Scan the data below. Pull out each line where "京都府京都市山科区の" occurs.

-- START DATA FOR THIS EXERCISE --

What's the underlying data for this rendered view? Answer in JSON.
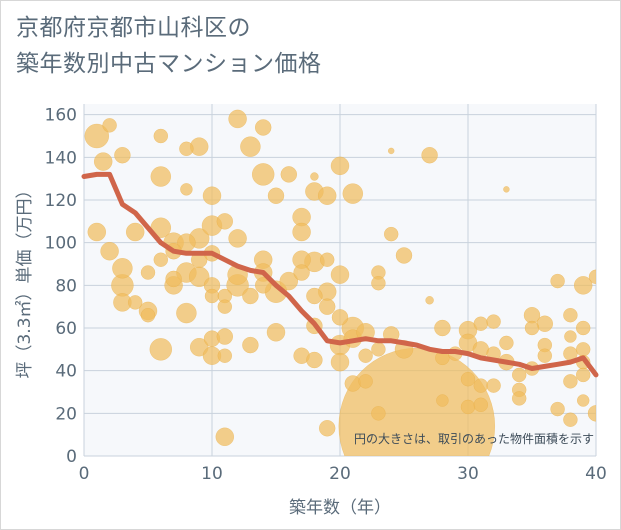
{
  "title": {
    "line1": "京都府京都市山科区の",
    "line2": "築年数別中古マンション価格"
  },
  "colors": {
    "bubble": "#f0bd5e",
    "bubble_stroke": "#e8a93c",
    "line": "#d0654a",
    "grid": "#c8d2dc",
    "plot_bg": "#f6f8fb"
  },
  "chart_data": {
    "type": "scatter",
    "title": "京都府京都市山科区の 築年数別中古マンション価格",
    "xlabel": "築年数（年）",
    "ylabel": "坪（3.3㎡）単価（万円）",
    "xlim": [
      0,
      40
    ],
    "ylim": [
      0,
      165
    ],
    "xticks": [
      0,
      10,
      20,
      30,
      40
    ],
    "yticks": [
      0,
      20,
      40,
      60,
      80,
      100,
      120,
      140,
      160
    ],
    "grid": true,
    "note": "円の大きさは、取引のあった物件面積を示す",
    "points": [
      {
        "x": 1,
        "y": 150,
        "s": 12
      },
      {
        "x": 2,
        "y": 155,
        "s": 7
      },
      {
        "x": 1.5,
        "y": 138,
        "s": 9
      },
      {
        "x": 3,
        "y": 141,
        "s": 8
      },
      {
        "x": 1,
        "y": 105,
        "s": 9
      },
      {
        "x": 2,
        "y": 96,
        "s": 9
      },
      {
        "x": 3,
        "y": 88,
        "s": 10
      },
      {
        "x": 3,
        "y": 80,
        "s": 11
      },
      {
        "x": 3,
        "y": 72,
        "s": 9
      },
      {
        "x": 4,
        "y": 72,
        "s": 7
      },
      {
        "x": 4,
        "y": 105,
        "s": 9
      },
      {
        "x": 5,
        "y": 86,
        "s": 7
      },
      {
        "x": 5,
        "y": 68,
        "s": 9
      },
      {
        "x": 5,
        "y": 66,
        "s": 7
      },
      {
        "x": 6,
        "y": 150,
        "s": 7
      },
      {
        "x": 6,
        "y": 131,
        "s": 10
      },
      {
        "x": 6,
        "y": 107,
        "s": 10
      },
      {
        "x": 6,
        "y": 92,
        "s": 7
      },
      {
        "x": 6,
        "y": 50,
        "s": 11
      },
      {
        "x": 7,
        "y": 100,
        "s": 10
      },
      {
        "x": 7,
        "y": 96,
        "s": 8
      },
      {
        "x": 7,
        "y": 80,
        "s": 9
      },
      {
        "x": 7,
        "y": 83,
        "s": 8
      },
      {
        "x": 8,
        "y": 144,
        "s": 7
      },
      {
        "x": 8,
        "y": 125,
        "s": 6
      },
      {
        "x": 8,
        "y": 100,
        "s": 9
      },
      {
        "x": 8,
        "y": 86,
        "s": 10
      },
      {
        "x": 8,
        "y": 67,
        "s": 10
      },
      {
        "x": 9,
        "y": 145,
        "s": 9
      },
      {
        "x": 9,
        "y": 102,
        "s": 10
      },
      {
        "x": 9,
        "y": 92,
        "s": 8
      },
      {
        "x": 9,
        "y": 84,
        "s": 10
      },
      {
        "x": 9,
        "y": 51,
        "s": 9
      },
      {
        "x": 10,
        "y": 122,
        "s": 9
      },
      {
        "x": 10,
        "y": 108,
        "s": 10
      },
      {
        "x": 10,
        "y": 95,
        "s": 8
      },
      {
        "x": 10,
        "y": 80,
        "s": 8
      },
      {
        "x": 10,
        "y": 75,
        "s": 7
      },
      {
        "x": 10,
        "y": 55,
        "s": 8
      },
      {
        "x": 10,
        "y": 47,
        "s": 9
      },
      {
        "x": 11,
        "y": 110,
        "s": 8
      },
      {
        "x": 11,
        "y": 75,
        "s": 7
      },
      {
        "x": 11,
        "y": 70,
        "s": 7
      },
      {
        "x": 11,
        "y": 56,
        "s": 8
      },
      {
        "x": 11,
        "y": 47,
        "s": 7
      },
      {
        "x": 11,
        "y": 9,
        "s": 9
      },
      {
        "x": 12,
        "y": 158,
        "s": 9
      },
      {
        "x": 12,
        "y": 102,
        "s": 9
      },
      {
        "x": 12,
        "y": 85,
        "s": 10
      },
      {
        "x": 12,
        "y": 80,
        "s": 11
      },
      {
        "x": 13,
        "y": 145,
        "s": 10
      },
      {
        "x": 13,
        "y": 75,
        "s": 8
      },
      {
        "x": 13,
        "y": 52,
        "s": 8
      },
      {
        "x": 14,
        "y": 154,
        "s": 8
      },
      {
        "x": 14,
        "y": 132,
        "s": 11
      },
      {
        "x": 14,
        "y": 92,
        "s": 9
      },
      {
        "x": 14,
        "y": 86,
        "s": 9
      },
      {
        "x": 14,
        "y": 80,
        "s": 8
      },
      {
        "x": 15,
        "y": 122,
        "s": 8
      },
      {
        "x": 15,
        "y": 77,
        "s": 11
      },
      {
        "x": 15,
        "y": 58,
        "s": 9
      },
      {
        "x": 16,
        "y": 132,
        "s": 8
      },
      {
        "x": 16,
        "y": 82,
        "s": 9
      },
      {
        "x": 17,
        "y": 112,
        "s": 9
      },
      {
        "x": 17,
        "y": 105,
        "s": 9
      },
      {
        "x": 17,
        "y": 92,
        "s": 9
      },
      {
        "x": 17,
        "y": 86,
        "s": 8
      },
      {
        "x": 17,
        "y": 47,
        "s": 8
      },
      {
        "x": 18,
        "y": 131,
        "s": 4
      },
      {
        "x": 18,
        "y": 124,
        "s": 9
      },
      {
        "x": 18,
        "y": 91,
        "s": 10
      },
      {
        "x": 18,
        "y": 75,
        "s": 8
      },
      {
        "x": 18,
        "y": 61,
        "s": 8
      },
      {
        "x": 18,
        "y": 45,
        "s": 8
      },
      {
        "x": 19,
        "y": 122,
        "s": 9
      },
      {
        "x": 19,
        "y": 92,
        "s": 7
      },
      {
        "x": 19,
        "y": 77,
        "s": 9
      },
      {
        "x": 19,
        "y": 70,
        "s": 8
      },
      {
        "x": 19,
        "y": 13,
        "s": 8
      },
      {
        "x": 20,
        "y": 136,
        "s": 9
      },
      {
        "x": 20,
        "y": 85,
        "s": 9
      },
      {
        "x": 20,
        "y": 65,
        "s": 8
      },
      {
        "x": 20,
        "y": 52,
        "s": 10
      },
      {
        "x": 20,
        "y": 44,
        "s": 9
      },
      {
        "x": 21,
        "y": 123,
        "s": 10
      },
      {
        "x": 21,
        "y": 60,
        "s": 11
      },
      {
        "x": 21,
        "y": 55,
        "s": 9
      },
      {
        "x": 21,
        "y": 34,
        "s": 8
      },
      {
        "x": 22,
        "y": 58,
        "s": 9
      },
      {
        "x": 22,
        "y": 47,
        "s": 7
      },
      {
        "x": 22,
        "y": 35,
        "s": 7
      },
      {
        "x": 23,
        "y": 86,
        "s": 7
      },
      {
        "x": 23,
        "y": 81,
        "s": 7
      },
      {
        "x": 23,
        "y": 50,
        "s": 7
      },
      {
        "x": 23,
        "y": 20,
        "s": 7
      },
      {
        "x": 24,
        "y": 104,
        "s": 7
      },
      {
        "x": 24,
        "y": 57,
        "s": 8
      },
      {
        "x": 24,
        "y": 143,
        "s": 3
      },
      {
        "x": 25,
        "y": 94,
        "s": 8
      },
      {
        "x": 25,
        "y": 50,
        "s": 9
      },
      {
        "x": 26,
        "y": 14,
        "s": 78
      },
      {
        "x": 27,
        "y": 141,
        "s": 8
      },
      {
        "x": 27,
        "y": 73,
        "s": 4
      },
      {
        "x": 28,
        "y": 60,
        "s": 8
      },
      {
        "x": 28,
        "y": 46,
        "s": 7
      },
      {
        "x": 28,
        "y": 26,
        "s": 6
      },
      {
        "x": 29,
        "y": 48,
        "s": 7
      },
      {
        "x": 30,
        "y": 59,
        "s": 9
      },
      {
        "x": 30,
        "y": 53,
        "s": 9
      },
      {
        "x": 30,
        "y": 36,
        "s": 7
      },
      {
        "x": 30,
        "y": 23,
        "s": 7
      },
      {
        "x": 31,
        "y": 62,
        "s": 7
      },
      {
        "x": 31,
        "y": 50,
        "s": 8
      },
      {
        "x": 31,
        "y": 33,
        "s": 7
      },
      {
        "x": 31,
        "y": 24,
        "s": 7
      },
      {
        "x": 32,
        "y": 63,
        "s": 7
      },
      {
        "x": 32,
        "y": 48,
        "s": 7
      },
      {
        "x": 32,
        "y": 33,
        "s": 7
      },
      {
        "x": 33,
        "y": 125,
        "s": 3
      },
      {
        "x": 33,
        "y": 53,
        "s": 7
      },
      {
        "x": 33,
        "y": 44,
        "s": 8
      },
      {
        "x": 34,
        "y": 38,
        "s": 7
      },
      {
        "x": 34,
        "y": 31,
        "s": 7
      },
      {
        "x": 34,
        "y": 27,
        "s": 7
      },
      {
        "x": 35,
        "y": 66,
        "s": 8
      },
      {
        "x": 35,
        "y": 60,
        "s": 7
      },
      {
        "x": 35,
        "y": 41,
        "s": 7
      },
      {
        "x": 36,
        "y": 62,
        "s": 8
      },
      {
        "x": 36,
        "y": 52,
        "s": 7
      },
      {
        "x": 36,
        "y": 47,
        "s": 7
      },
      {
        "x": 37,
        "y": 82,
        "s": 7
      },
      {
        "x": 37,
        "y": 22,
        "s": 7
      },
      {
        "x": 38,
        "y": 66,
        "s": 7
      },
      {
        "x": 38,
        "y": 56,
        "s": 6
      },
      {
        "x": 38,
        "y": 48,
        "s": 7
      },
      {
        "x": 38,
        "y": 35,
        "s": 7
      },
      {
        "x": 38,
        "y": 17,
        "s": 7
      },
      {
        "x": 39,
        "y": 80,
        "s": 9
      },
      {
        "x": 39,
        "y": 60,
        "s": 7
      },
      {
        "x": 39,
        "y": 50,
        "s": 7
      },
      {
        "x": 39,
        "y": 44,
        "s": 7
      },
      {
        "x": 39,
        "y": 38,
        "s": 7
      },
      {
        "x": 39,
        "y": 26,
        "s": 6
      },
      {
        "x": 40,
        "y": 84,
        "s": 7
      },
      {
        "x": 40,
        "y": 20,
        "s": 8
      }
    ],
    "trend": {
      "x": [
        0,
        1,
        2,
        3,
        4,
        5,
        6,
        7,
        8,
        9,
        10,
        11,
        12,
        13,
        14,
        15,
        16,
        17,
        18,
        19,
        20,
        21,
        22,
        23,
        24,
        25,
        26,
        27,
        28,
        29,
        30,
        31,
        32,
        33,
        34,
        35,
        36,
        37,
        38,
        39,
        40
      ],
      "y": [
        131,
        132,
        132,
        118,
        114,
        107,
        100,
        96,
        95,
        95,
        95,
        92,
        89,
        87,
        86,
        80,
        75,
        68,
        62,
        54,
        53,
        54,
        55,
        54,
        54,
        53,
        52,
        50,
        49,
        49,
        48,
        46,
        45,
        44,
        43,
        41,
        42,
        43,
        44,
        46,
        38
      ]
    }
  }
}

-- END DATA FOR THIS EXERCISE --

WRITTEN RESPONSE ::
    "line1": "京都府京都市山科区の",
    "title": "京都府京都市山科区の 築年数別中古マンション価格",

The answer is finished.